Stored data
● ● ● ● ●

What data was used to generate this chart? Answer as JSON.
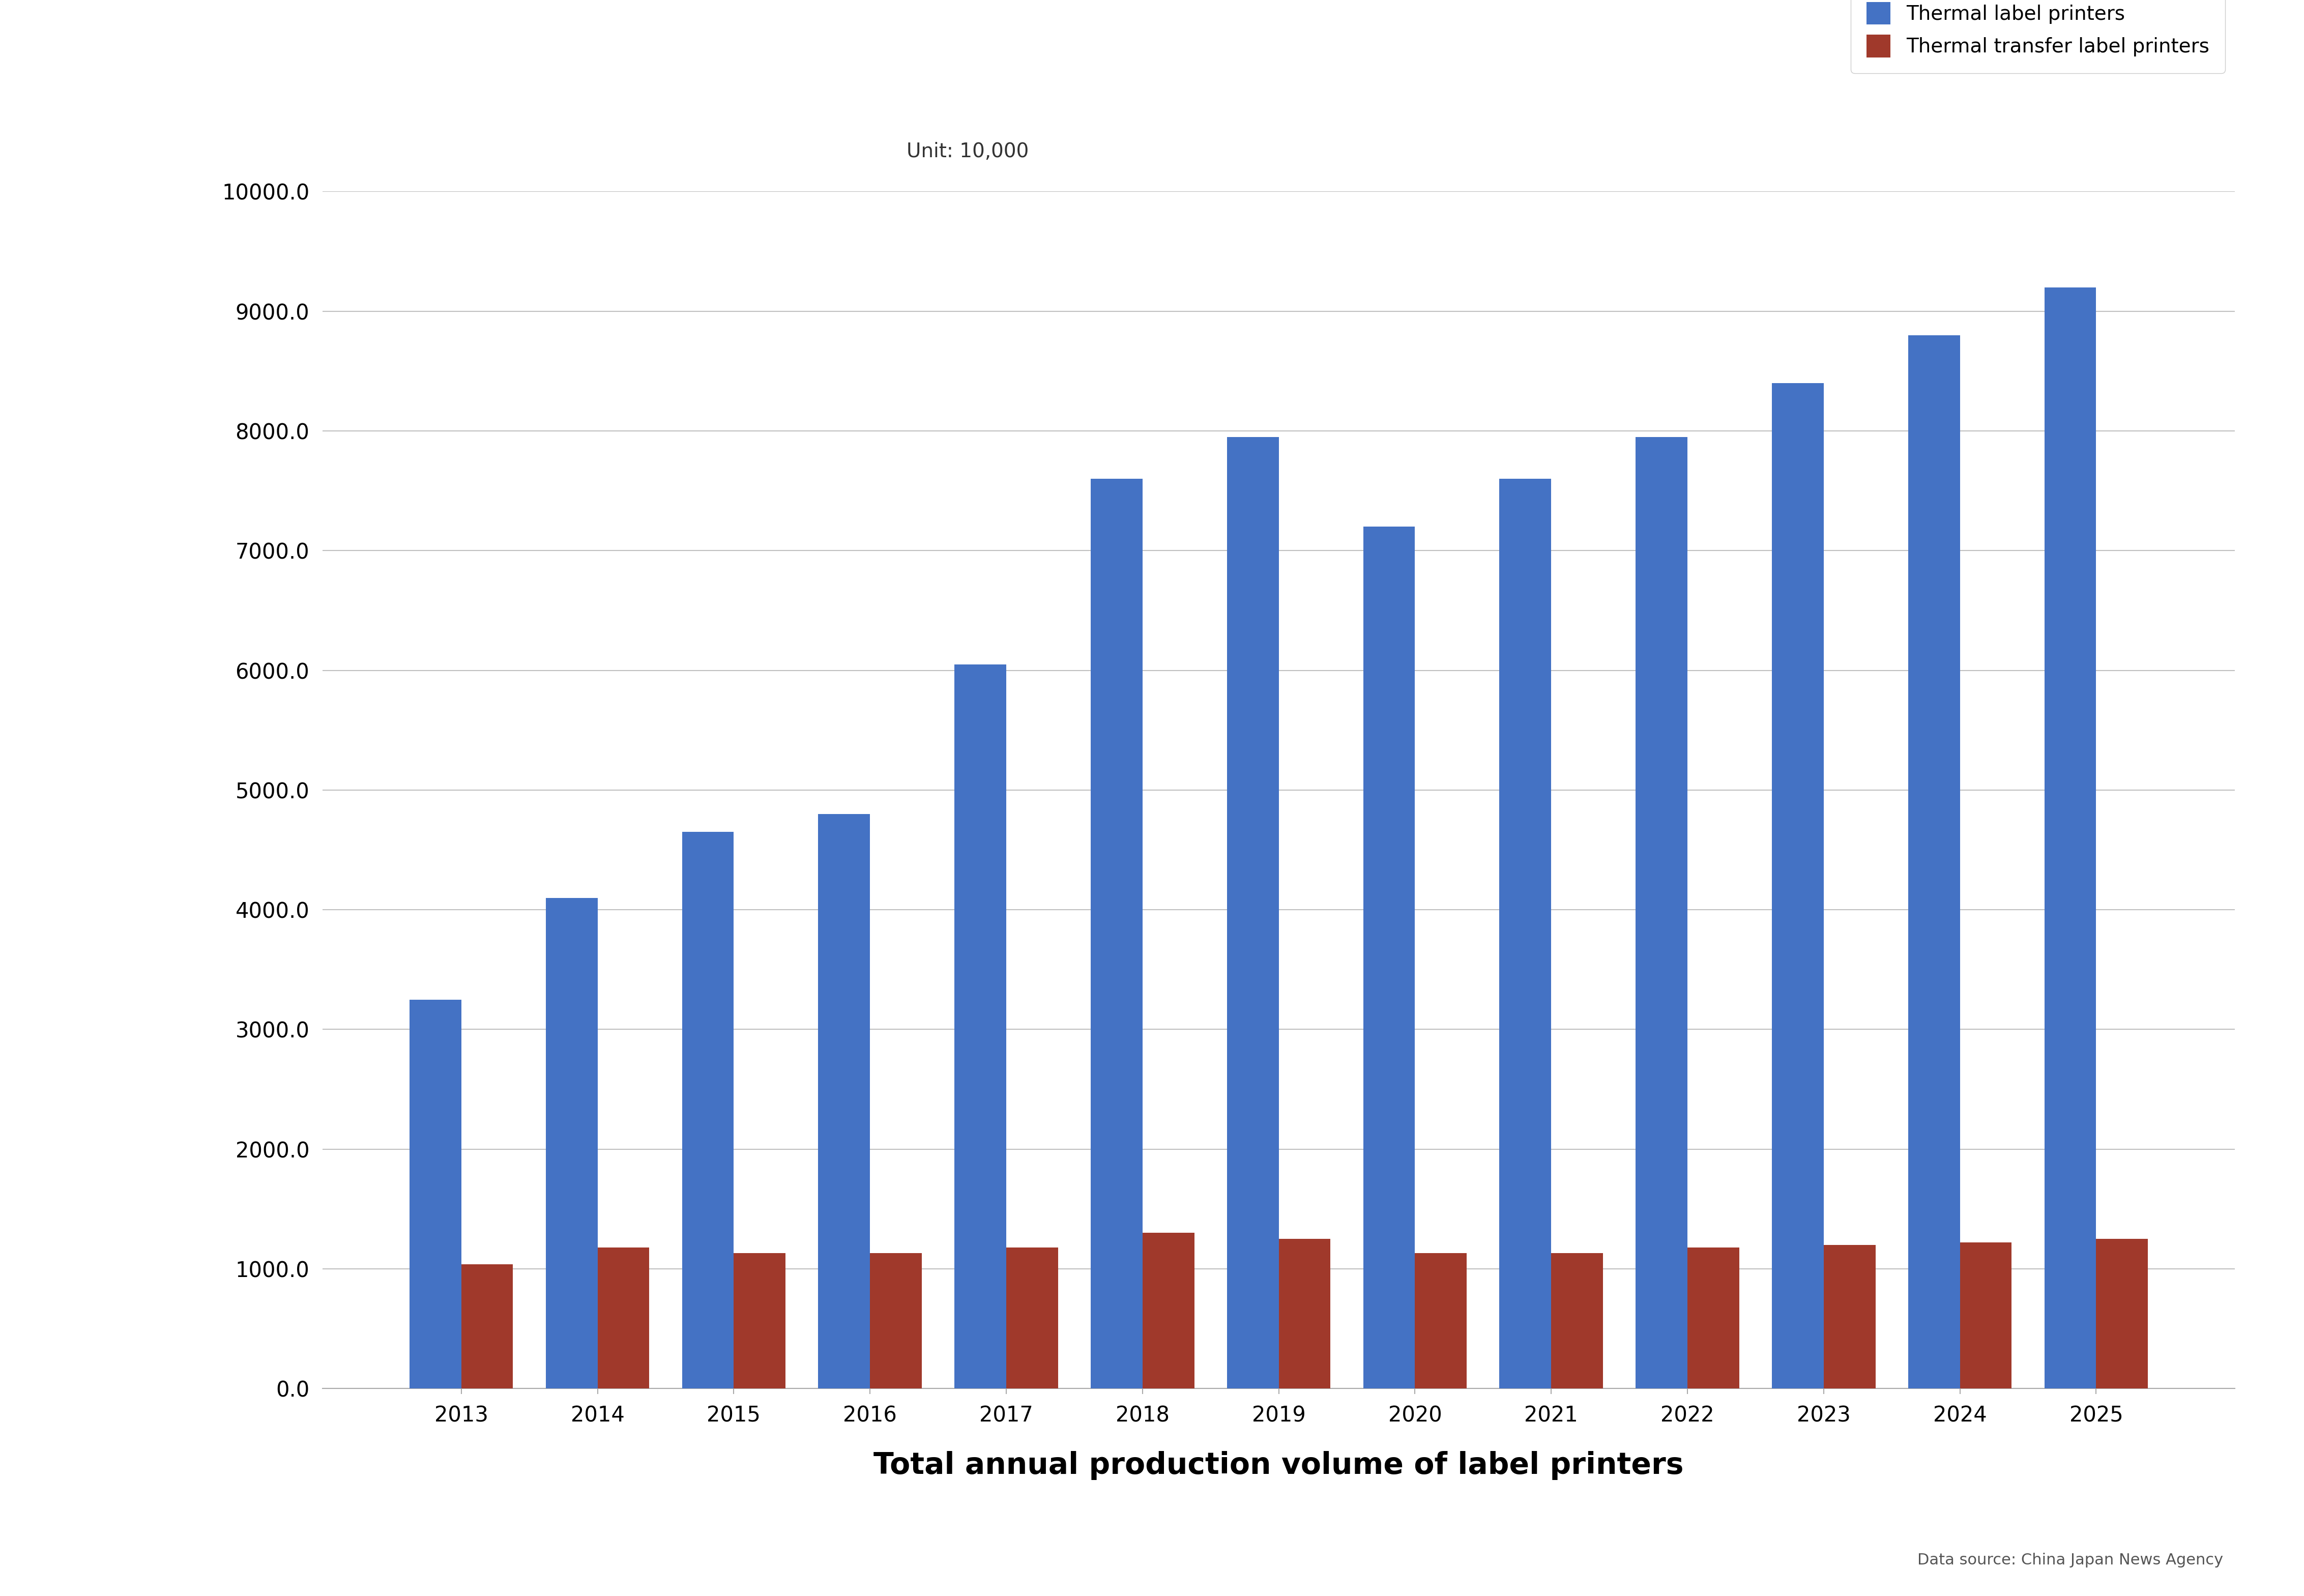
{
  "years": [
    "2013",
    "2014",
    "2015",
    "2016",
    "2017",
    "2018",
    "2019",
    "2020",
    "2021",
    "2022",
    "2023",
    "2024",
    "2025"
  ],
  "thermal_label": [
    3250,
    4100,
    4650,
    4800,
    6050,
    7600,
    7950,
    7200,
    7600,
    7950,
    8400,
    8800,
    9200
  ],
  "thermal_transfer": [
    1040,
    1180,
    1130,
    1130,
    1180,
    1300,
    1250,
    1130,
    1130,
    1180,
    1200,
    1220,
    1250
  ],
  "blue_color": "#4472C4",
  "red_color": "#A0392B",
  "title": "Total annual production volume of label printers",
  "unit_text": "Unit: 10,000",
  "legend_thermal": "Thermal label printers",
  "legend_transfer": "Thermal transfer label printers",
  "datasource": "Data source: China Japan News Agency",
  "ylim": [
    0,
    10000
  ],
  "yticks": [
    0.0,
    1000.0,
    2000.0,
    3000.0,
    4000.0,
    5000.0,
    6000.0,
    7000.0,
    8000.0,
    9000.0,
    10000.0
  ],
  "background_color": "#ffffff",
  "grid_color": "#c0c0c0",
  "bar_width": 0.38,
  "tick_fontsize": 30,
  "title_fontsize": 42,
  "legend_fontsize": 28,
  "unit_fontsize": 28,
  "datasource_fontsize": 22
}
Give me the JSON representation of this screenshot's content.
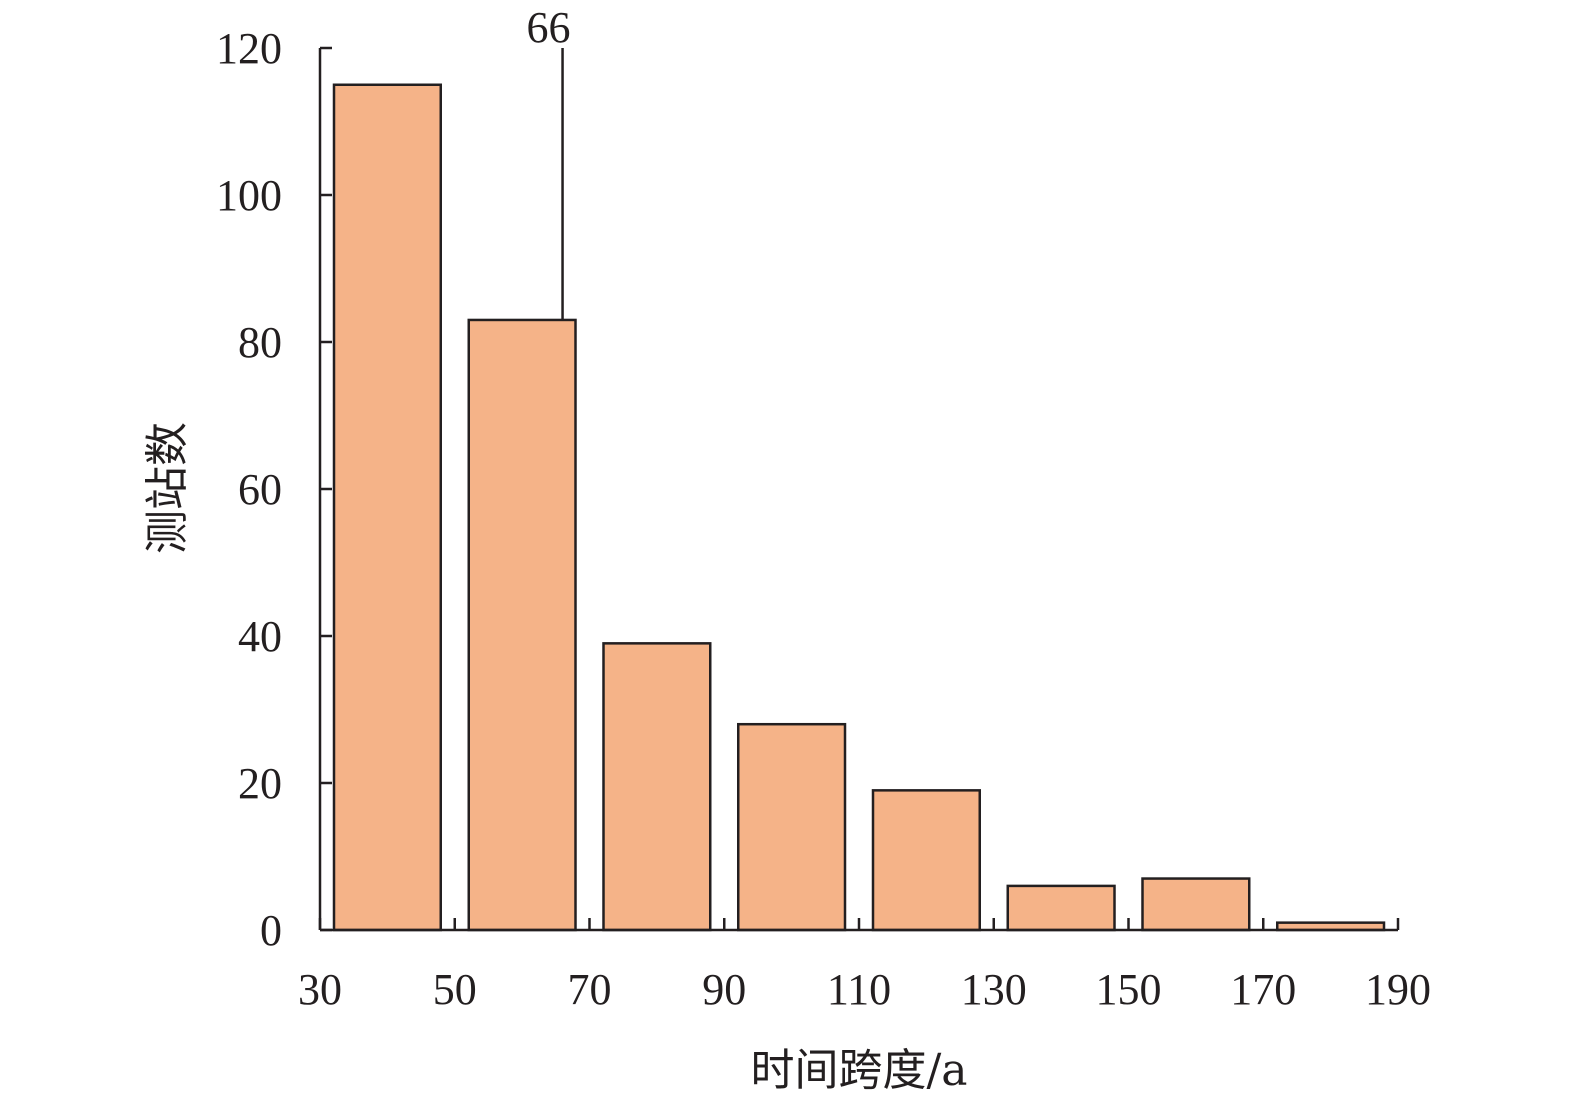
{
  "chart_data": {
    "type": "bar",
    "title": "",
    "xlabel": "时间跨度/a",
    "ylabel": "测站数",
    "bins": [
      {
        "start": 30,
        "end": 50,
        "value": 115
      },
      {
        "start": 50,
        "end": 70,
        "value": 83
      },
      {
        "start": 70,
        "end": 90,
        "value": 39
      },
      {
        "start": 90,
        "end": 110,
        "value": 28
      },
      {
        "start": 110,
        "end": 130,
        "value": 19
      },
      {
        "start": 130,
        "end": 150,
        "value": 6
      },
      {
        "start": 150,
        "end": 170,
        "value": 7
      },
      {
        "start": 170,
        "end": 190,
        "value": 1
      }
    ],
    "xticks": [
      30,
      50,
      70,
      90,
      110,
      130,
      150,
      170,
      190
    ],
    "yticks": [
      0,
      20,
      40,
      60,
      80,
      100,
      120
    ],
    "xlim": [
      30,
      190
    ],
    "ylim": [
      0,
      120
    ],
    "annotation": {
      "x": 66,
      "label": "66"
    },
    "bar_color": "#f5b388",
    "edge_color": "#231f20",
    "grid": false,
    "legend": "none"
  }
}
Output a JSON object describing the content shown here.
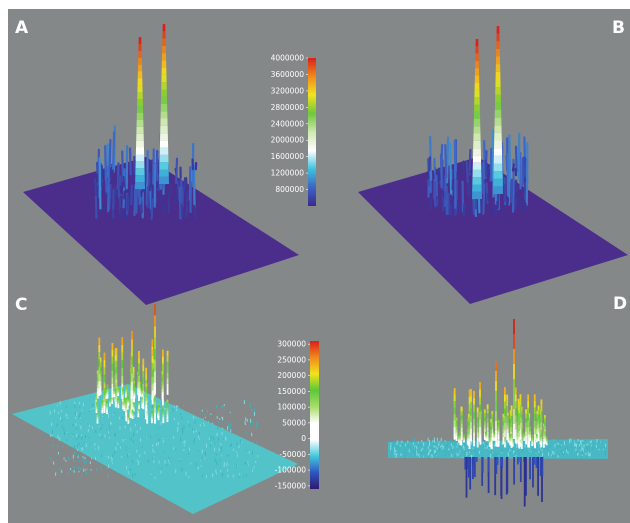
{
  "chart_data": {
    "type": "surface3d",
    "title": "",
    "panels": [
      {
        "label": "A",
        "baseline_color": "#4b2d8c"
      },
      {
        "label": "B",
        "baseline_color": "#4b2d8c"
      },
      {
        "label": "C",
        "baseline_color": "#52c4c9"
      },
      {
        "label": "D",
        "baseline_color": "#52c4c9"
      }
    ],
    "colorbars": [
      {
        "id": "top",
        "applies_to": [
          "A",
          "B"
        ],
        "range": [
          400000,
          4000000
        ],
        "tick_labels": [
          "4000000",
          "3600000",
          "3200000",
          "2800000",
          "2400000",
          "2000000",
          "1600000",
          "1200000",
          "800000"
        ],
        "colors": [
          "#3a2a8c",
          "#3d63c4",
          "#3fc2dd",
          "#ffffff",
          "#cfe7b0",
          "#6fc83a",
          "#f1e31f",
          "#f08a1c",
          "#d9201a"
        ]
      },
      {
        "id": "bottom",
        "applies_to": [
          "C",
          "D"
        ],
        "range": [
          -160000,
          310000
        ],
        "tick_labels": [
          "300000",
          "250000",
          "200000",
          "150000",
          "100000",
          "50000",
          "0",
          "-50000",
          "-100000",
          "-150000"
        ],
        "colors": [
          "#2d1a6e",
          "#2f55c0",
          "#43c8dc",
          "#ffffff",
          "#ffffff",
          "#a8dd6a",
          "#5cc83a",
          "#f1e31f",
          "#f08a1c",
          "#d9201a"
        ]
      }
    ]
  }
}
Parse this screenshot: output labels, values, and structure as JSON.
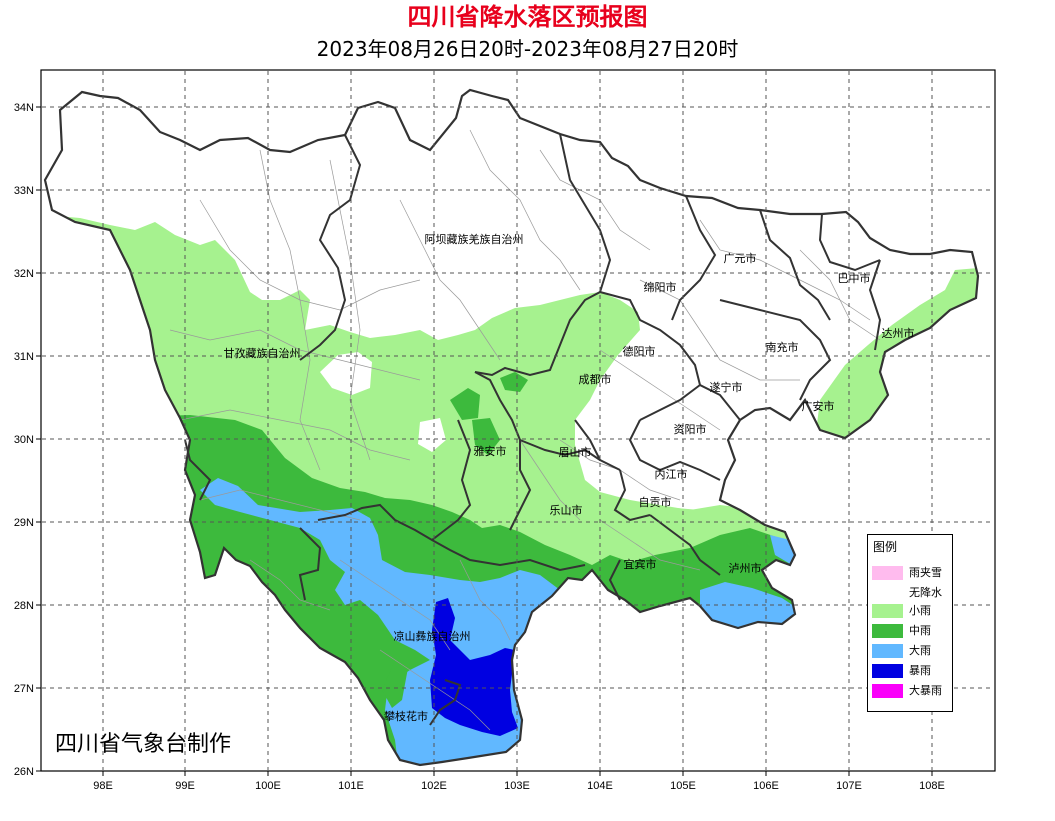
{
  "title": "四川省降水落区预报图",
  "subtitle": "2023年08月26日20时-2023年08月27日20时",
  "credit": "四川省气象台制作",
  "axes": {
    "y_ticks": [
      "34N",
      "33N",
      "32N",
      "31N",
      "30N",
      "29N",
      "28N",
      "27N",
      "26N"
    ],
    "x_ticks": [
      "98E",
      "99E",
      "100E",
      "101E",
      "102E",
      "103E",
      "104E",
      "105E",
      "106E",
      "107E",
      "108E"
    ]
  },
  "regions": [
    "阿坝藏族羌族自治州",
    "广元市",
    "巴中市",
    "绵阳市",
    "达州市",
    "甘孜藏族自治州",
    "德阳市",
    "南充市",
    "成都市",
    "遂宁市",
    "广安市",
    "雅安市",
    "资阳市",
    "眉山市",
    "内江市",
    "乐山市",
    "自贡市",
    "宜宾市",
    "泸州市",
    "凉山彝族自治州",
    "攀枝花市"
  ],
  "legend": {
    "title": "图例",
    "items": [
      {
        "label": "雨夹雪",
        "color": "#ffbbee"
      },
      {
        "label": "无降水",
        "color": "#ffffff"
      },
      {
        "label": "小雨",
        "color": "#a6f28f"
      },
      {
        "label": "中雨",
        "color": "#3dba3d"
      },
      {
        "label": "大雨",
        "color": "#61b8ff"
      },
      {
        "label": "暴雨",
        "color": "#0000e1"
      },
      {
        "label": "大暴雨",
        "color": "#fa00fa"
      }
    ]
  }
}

● ● ● ● ●

Stated goal
Each line of the data should be quoted exactly, with pictures left out.

Output below
What data was used to generate this chart? Answer as JSON.
{
  "years": [
    "2013",
    "2014",
    "2015",
    "2016",
    "2017",
    "2018",
    "2019",
    "2020",
    "2021",
    "2022",
    "2023",
    "2024",
    "2025"
  ],
  "thermal_label": [
    3250,
    4100,
    4650,
    4800,
    6050,
    7600,
    7950,
    7200,
    7600,
    7950,
    8400,
    8800,
    9200
  ],
  "thermal_transfer": [
    1040,
    1180,
    1130,
    1130,
    1180,
    1300,
    1250,
    1130,
    1130,
    1180,
    1200,
    1220,
    1250
  ],
  "blue_color": "#4472C4",
  "red_color": "#A0392B",
  "title": "Total annual production volume of label printers",
  "unit_text": "Unit: 10,000",
  "legend_thermal": "Thermal label printers",
  "legend_transfer": "Thermal transfer label printers",
  "datasource": "Data source: China Japan News Agency",
  "ylim": [
    0,
    10000
  ],
  "yticks": [
    0.0,
    1000.0,
    2000.0,
    3000.0,
    4000.0,
    5000.0,
    6000.0,
    7000.0,
    8000.0,
    9000.0,
    10000.0
  ],
  "background_color": "#ffffff",
  "grid_color": "#c0c0c0",
  "bar_width": 0.38,
  "tick_fontsize": 30,
  "title_fontsize": 42,
  "legend_fontsize": 28,
  "unit_fontsize": 28,
  "datasource_fontsize": 22
}
Give me the JSON representation of this screenshot's content.
{
  "chart_data": {
    "type": "bar",
    "title": "",
    "xlabel": "时间跨度/a",
    "ylabel": "测站数",
    "bins": [
      {
        "start": 30,
        "end": 50,
        "value": 115
      },
      {
        "start": 50,
        "end": 70,
        "value": 83
      },
      {
        "start": 70,
        "end": 90,
        "value": 39
      },
      {
        "start": 90,
        "end": 110,
        "value": 28
      },
      {
        "start": 110,
        "end": 130,
        "value": 19
      },
      {
        "start": 130,
        "end": 150,
        "value": 6
      },
      {
        "start": 150,
        "end": 170,
        "value": 7
      },
      {
        "start": 170,
        "end": 190,
        "value": 1
      }
    ],
    "xticks": [
      30,
      50,
      70,
      90,
      110,
      130,
      150,
      170,
      190
    ],
    "yticks": [
      0,
      20,
      40,
      60,
      80,
      100,
      120
    ],
    "xlim": [
      30,
      190
    ],
    "ylim": [
      0,
      120
    ],
    "annotation": {
      "x": 66,
      "label": "66"
    },
    "bar_color": "#f5b388",
    "edge_color": "#231f20",
    "grid": false,
    "legend": "none"
  }
}
Output a JSON object describing the content shown here.
{
  "chart_data": {
    "type": "surface3d",
    "title": "",
    "panels": [
      {
        "label": "A",
        "baseline_color": "#4b2d8c"
      },
      {
        "label": "B",
        "baseline_color": "#4b2d8c"
      },
      {
        "label": "C",
        "baseline_color": "#52c4c9"
      },
      {
        "label": "D",
        "baseline_color": "#52c4c9"
      }
    ],
    "colorbars": [
      {
        "id": "top",
        "applies_to": [
          "A",
          "B"
        ],
        "range": [
          400000,
          4000000
        ],
        "tick_labels": [
          "4000000",
          "3600000",
          "3200000",
          "2800000",
          "2400000",
          "2000000",
          "1600000",
          "1200000",
          "800000"
        ],
        "colors": [
          "#3a2a8c",
          "#3d63c4",
          "#3fc2dd",
          "#ffffff",
          "#cfe7b0",
          "#6fc83a",
          "#f1e31f",
          "#f08a1c",
          "#d9201a"
        ]
      },
      {
        "id": "bottom",
        "applies_to": [
          "C",
          "D"
        ],
        "range": [
          -160000,
          310000
        ],
        "tick_labels": [
          "300000",
          "250000",
          "200000",
          "150000",
          "100000",
          "50000",
          "0",
          "-50000",
          "-100000",
          "-150000"
        ],
        "colors": [
          "#2d1a6e",
          "#2f55c0",
          "#43c8dc",
          "#ffffff",
          "#ffffff",
          "#a8dd6a",
          "#5cc83a",
          "#f1e31f",
          "#f08a1c",
          "#d9201a"
        ]
      }
    ]
  }
}
Parse this screenshot: output labels, values, and structure as JSON.
{
  "title": "四川省降水落区预报图",
  "subtitle": "2023年08月26日20时-2023年08月27日20时",
  "credit": "四川省气象台制作",
  "axes": {
    "y_ticks": [
      "34N",
      "33N",
      "32N",
      "31N",
      "30N",
      "29N",
      "28N",
      "27N",
      "26N"
    ],
    "x_ticks": [
      "98E",
      "99E",
      "100E",
      "101E",
      "102E",
      "103E",
      "104E",
      "105E",
      "106E",
      "107E",
      "108E"
    ]
  },
  "regions": [
    "阿坝藏族羌族自治州",
    "广元市",
    "巴中市",
    "绵阳市",
    "达州市",
    "甘孜藏族自治州",
    "德阳市",
    "南充市",
    "成都市",
    "遂宁市",
    "广安市",
    "雅安市",
    "资阳市",
    "眉山市",
    "内江市",
    "乐山市",
    "自贡市",
    "宜宾市",
    "泸州市",
    "凉山彝族自治州",
    "攀枝花市"
  ],
  "legend": {
    "title": "图例",
    "items": [
      {
        "label": "雨夹雪",
        "color": "#ffbbee"
      },
      {
        "label": "无降水",
        "color": "#ffffff"
      },
      {
        "label": "小雨",
        "color": "#a6f28f"
      },
      {
        "label": "中雨",
        "color": "#3dba3d"
      },
      {
        "label": "大雨",
        "color": "#61b8ff"
      },
      {
        "label": "暴雨",
        "color": "#0000e1"
      },
      {
        "label": "大暴雨",
        "color": "#fa00fa"
      }
    ]
  }
}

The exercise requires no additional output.